**Record set:**
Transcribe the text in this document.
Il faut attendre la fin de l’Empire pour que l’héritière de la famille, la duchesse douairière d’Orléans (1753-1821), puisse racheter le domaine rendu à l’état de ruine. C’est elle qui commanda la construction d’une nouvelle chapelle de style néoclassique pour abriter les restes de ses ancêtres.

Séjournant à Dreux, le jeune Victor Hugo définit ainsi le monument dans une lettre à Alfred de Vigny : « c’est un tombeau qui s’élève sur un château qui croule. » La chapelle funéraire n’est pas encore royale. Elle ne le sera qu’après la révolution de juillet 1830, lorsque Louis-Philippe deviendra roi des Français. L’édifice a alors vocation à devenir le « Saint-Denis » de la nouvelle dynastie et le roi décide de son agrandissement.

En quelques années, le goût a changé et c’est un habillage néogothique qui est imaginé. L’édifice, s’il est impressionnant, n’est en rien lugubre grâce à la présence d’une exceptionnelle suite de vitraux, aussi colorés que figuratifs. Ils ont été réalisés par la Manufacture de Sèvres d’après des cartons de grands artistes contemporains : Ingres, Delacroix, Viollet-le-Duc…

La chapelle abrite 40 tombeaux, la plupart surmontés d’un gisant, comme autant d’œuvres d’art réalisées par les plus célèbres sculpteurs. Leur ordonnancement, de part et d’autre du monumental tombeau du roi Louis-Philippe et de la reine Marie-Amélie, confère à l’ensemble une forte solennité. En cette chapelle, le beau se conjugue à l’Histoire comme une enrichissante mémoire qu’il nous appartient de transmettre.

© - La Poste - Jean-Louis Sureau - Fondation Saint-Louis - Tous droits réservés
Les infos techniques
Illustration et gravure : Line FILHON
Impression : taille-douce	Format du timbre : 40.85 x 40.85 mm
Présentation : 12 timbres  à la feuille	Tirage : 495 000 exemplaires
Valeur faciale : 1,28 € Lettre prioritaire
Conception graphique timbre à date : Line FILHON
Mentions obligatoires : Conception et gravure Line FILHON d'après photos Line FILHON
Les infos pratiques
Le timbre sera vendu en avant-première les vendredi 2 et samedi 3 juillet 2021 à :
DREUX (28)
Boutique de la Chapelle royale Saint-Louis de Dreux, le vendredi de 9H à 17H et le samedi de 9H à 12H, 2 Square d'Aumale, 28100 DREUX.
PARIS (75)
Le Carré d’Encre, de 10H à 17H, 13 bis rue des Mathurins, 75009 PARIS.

**Task to carry out:**
Reply with one number only: how many lines of the listing hold "vendredi"?

**Task solution:**
2